» What to produce: Copy out the listing in full, exactly as written, but not its pictures.

** Start of Provided records **

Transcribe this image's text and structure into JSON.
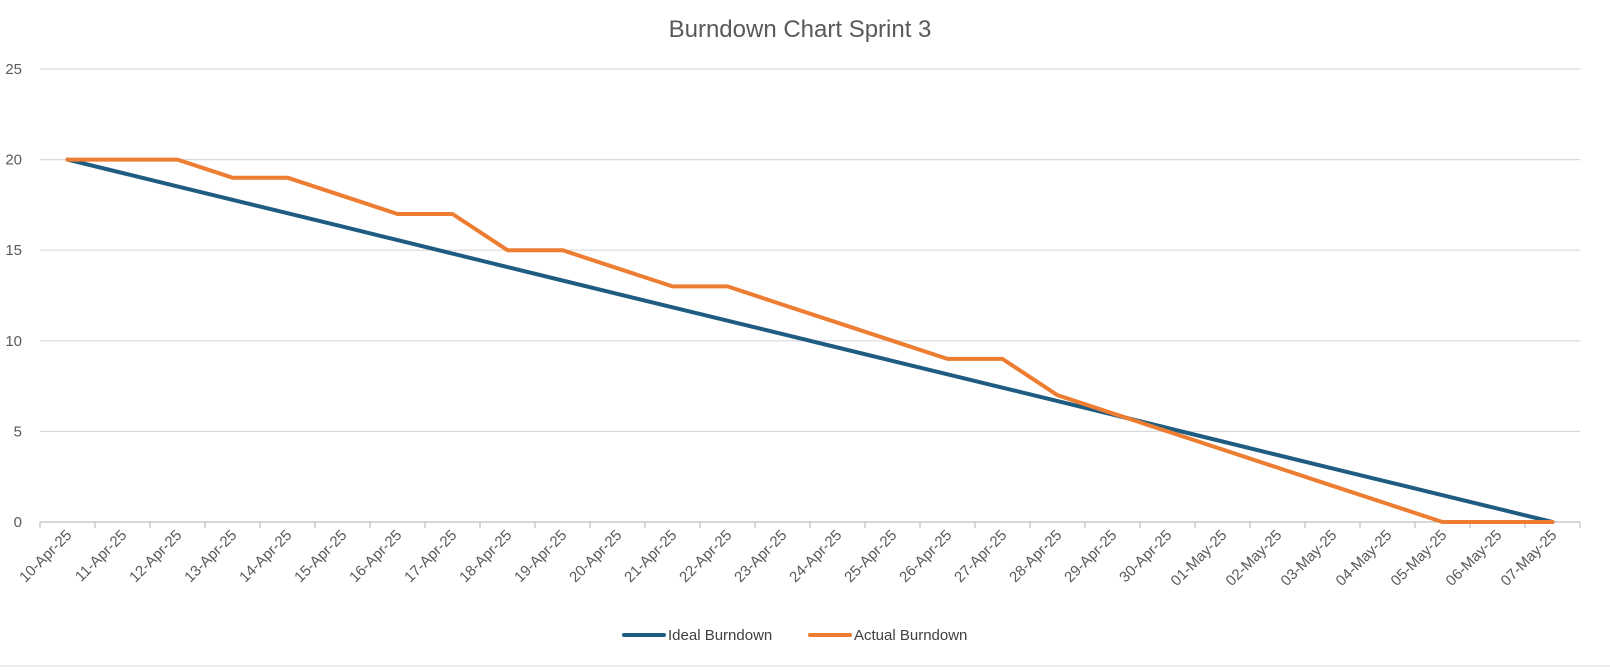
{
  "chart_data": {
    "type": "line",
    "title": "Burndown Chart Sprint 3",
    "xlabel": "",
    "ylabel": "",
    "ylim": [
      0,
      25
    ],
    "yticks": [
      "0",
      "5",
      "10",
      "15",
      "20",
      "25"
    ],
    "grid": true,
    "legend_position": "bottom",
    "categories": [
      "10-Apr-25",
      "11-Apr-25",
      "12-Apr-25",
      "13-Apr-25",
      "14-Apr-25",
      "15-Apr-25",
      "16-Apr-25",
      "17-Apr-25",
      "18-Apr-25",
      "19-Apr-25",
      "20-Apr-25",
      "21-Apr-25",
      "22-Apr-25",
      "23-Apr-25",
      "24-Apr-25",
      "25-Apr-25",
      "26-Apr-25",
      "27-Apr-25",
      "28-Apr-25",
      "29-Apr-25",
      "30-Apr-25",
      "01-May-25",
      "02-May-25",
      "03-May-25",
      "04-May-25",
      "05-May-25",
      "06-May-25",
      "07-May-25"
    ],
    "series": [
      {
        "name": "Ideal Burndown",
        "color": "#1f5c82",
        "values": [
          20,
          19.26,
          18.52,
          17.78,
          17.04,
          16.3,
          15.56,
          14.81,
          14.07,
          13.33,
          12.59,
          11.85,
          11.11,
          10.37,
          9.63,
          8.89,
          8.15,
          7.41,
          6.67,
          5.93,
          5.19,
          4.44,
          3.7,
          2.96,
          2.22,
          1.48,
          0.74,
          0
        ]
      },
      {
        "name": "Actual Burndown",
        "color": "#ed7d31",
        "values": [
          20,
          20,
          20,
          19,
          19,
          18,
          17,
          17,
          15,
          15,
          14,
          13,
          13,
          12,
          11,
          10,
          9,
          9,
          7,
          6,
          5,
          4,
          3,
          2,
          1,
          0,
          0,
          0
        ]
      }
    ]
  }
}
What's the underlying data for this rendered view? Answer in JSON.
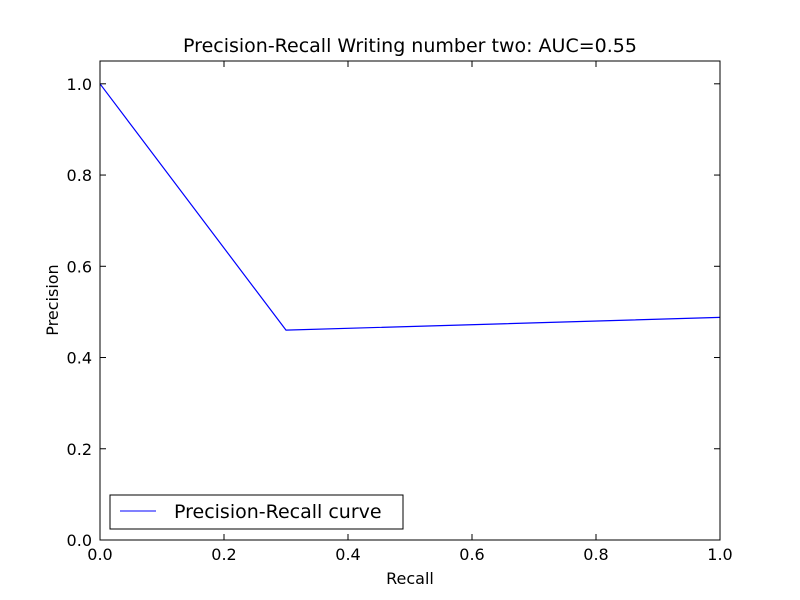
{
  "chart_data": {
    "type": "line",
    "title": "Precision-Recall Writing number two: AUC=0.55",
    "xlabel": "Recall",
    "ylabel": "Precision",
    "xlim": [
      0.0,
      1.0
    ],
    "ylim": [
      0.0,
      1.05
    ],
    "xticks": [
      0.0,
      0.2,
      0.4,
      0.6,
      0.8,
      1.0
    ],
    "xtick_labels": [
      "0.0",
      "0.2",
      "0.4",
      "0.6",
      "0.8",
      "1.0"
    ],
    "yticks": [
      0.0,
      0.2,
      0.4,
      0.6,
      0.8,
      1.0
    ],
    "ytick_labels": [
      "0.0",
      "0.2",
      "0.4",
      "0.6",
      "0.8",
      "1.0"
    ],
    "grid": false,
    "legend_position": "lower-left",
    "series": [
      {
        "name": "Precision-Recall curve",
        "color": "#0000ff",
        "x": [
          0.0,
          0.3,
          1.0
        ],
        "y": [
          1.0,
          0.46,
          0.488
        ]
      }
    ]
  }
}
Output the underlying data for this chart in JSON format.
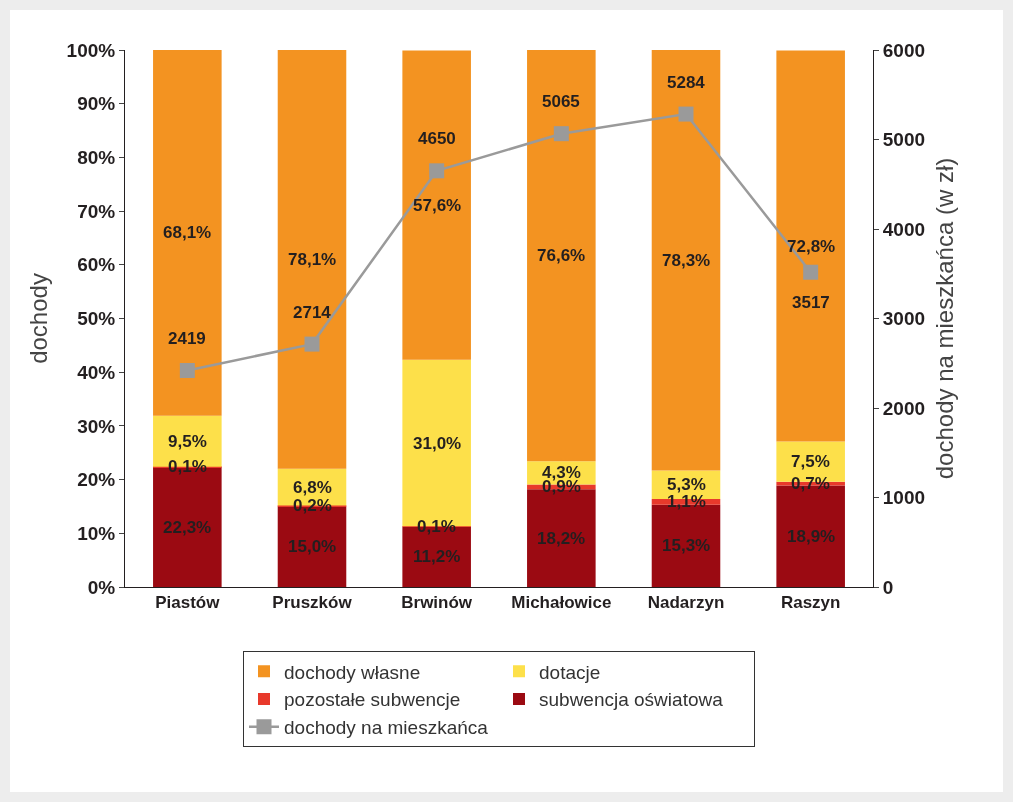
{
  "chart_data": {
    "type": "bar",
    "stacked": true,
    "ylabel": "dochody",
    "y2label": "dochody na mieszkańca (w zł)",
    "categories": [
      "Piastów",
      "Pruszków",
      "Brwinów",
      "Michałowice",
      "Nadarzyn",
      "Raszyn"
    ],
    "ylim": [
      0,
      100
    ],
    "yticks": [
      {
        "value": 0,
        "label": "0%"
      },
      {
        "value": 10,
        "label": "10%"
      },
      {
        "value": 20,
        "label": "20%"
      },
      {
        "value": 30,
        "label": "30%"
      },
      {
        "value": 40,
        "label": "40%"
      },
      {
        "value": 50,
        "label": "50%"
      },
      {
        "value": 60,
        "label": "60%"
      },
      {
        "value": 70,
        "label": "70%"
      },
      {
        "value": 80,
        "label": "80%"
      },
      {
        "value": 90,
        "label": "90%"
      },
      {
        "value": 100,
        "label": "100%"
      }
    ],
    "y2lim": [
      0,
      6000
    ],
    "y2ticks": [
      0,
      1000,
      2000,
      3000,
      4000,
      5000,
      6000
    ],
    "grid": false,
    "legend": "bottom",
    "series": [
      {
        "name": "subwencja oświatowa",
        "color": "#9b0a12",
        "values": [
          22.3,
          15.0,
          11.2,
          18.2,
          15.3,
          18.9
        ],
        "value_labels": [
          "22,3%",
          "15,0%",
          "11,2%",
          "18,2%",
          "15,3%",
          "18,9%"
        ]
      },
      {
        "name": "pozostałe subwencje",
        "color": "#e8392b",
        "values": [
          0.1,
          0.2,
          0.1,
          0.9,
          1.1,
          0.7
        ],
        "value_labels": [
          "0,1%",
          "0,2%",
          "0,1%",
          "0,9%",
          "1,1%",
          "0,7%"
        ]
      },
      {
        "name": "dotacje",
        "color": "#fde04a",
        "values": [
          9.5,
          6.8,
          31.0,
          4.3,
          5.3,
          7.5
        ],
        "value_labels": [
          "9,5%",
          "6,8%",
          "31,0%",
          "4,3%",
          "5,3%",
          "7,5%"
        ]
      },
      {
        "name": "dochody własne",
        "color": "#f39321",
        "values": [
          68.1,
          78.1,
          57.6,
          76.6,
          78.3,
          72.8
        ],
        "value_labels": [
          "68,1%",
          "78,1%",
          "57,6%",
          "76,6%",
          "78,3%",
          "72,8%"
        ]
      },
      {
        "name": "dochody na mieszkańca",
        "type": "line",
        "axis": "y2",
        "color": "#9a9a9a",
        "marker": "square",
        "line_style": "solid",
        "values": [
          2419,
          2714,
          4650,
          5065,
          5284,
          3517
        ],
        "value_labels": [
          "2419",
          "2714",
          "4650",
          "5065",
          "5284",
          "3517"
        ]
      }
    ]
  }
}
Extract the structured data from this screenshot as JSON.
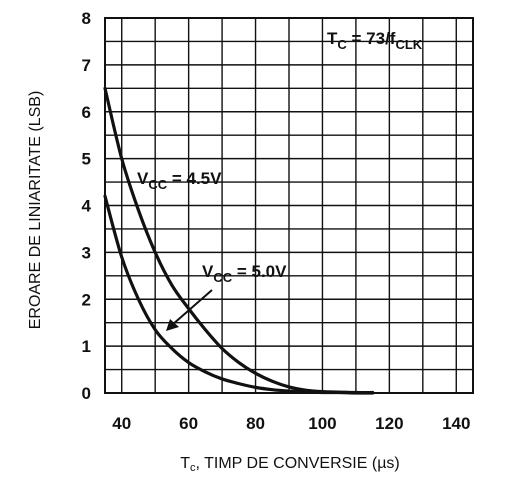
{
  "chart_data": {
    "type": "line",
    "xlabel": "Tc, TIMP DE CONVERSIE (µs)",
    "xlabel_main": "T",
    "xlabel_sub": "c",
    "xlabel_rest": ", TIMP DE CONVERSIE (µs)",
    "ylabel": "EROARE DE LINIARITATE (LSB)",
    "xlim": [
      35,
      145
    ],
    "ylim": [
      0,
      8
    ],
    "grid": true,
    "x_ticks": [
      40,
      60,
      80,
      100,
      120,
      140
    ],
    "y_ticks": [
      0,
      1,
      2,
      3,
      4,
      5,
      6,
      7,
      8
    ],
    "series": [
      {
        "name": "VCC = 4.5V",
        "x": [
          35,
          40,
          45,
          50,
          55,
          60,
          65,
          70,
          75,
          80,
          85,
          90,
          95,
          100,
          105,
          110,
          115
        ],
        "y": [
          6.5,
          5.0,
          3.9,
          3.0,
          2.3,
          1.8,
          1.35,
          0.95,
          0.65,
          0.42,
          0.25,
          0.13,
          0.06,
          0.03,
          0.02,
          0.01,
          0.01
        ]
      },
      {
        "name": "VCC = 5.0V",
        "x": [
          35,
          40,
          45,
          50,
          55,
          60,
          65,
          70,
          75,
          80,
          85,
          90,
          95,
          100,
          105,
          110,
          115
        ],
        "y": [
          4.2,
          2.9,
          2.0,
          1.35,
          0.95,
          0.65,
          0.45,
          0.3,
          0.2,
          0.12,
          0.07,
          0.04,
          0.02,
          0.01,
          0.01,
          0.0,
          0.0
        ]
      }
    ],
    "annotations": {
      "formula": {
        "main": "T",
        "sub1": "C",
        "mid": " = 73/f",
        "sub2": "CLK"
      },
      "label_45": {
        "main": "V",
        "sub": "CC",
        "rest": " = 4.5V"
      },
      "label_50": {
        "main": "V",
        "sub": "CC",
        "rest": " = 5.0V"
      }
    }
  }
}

** End of Provided records **

» Result of the exercise:
Transcribe this image's text and structure into JSON.
{
  "chart_data": {
    "type": "line",
    "title": "Burndown Chart Sprint 3",
    "xlabel": "",
    "ylabel": "",
    "ylim": [
      0,
      25
    ],
    "yticks": [
      "0",
      "5",
      "10",
      "15",
      "20",
      "25"
    ],
    "grid": true,
    "legend_position": "bottom",
    "categories": [
      "10-Apr-25",
      "11-Apr-25",
      "12-Apr-25",
      "13-Apr-25",
      "14-Apr-25",
      "15-Apr-25",
      "16-Apr-25",
      "17-Apr-25",
      "18-Apr-25",
      "19-Apr-25",
      "20-Apr-25",
      "21-Apr-25",
      "22-Apr-25",
      "23-Apr-25",
      "24-Apr-25",
      "25-Apr-25",
      "26-Apr-25",
      "27-Apr-25",
      "28-Apr-25",
      "29-Apr-25",
      "30-Apr-25",
      "01-May-25",
      "02-May-25",
      "03-May-25",
      "04-May-25",
      "05-May-25",
      "06-May-25",
      "07-May-25"
    ],
    "series": [
      {
        "name": "Ideal Burndown",
        "color": "#1f5c82",
        "values": [
          20,
          19.26,
          18.52,
          17.78,
          17.04,
          16.3,
          15.56,
          14.81,
          14.07,
          13.33,
          12.59,
          11.85,
          11.11,
          10.37,
          9.63,
          8.89,
          8.15,
          7.41,
          6.67,
          5.93,
          5.19,
          4.44,
          3.7,
          2.96,
          2.22,
          1.48,
          0.74,
          0
        ]
      },
      {
        "name": "Actual Burndown",
        "color": "#ed7d31",
        "values": [
          20,
          20,
          20,
          19,
          19,
          18,
          17,
          17,
          15,
          15,
          14,
          13,
          13,
          12,
          11,
          10,
          9,
          9,
          7,
          6,
          5,
          4,
          3,
          2,
          1,
          0,
          0,
          0
        ]
      }
    ]
  }
}
What's the underlying data for this rendered view? Answer in JSON.
{
  "chart_data": {
    "type": "line",
    "title": "Precision-Recall Writing number two: AUC=0.55",
    "xlabel": "Recall",
    "ylabel": "Precision",
    "xlim": [
      0.0,
      1.0
    ],
    "ylim": [
      0.0,
      1.05
    ],
    "xticks": [
      0.0,
      0.2,
      0.4,
      0.6,
      0.8,
      1.0
    ],
    "xtick_labels": [
      "0.0",
      "0.2",
      "0.4",
      "0.6",
      "0.8",
      "1.0"
    ],
    "yticks": [
      0.0,
      0.2,
      0.4,
      0.6,
      0.8,
      1.0
    ],
    "ytick_labels": [
      "0.0",
      "0.2",
      "0.4",
      "0.6",
      "0.8",
      "1.0"
    ],
    "grid": false,
    "legend_position": "lower-left",
    "series": [
      {
        "name": "Precision-Recall curve",
        "color": "#0000ff",
        "x": [
          0.0,
          0.3,
          1.0
        ],
        "y": [
          1.0,
          0.46,
          0.488
        ]
      }
    ]
  }
}
Output the underlying data for this chart in JSON format.
{
  "chart_data": {
    "type": "bar",
    "stacked": true,
    "ylabel": "dochody",
    "y2label": "dochody na mieszkańca (w zł)",
    "categories": [
      "Piastów",
      "Pruszków",
      "Brwinów",
      "Michałowice",
      "Nadarzyn",
      "Raszyn"
    ],
    "ylim": [
      0,
      100
    ],
    "yticks": [
      {
        "value": 0,
        "label": "0%"
      },
      {
        "value": 10,
        "label": "10%"
      },
      {
        "value": 20,
        "label": "20%"
      },
      {
        "value": 30,
        "label": "30%"
      },
      {
        "value": 40,
        "label": "40%"
      },
      {
        "value": 50,
        "label": "50%"
      },
      {
        "value": 60,
        "label": "60%"
      },
      {
        "value": 70,
        "label": "70%"
      },
      {
        "value": 80,
        "label": "80%"
      },
      {
        "value": 90,
        "label": "90%"
      },
      {
        "value": 100,
        "label": "100%"
      }
    ],
    "y2lim": [
      0,
      6000
    ],
    "y2ticks": [
      0,
      1000,
      2000,
      3000,
      4000,
      5000,
      6000
    ],
    "grid": false,
    "legend": "bottom",
    "series": [
      {
        "name": "subwencja oświatowa",
        "color": "#9b0a12",
        "values": [
          22.3,
          15.0,
          11.2,
          18.2,
          15.3,
          18.9
        ],
        "value_labels": [
          "22,3%",
          "15,0%",
          "11,2%",
          "18,2%",
          "15,3%",
          "18,9%"
        ]
      },
      {
        "name": "pozostałe subwencje",
        "color": "#e8392b",
        "values": [
          0.1,
          0.2,
          0.1,
          0.9,
          1.1,
          0.7
        ],
        "value_labels": [
          "0,1%",
          "0,2%",
          "0,1%",
          "0,9%",
          "1,1%",
          "0,7%"
        ]
      },
      {
        "name": "dotacje",
        "color": "#fde04a",
        "values": [
          9.5,
          6.8,
          31.0,
          4.3,
          5.3,
          7.5
        ],
        "value_labels": [
          "9,5%",
          "6,8%",
          "31,0%",
          "4,3%",
          "5,3%",
          "7,5%"
        ]
      },
      {
        "name": "dochody własne",
        "color": "#f39321",
        "values": [
          68.1,
          78.1,
          57.6,
          76.6,
          78.3,
          72.8
        ],
        "value_labels": [
          "68,1%",
          "78,1%",
          "57,6%",
          "76,6%",
          "78,3%",
          "72,8%"
        ]
      },
      {
        "name": "dochody na mieszkańca",
        "type": "line",
        "axis": "y2",
        "color": "#9a9a9a",
        "marker": "square",
        "line_style": "solid",
        "values": [
          2419,
          2714,
          4650,
          5065,
          5284,
          3517
        ],
        "value_labels": [
          "2419",
          "2714",
          "4650",
          "5065",
          "5284",
          "3517"
        ]
      }
    ]
  }
}
Extract the structured data from this screenshot as JSON.
{
  "chart_data": {
    "type": "line",
    "xlabel": "Tc, TIMP DE CONVERSIE (µs)",
    "xlabel_main": "T",
    "xlabel_sub": "c",
    "xlabel_rest": ", TIMP DE CONVERSIE (µs)",
    "ylabel": "EROARE DE LINIARITATE (LSB)",
    "xlim": [
      35,
      145
    ],
    "ylim": [
      0,
      8
    ],
    "grid": true,
    "x_ticks": [
      40,
      60,
      80,
      100,
      120,
      140
    ],
    "y_ticks": [
      0,
      1,
      2,
      3,
      4,
      5,
      6,
      7,
      8
    ],
    "series": [
      {
        "name": "VCC = 4.5V",
        "x": [
          35,
          40,
          45,
          50,
          55,
          60,
          65,
          70,
          75,
          80,
          85,
          90,
          95,
          100,
          105,
          110,
          115
        ],
        "y": [
          6.5,
          5.0,
          3.9,
          3.0,
          2.3,
          1.8,
          1.35,
          0.95,
          0.65,
          0.42,
          0.25,
          0.13,
          0.06,
          0.03,
          0.02,
          0.01,
          0.01
        ]
      },
      {
        "name": "VCC = 5.0V",
        "x": [
          35,
          40,
          45,
          50,
          55,
          60,
          65,
          70,
          75,
          80,
          85,
          90,
          95,
          100,
          105,
          110,
          115
        ],
        "y": [
          4.2,
          2.9,
          2.0,
          1.35,
          0.95,
          0.65,
          0.45,
          0.3,
          0.2,
          0.12,
          0.07,
          0.04,
          0.02,
          0.01,
          0.01,
          0.0,
          0.0
        ]
      }
    ],
    "annotations": {
      "formula": {
        "main": "T",
        "sub1": "C",
        "mid": " = 73/f",
        "sub2": "CLK"
      },
      "label_45": {
        "main": "V",
        "sub": "CC",
        "rest": " = 4.5V"
      },
      "label_50": {
        "main": "V",
        "sub": "CC",
        "rest": " = 5.0V"
      }
    }
  }
}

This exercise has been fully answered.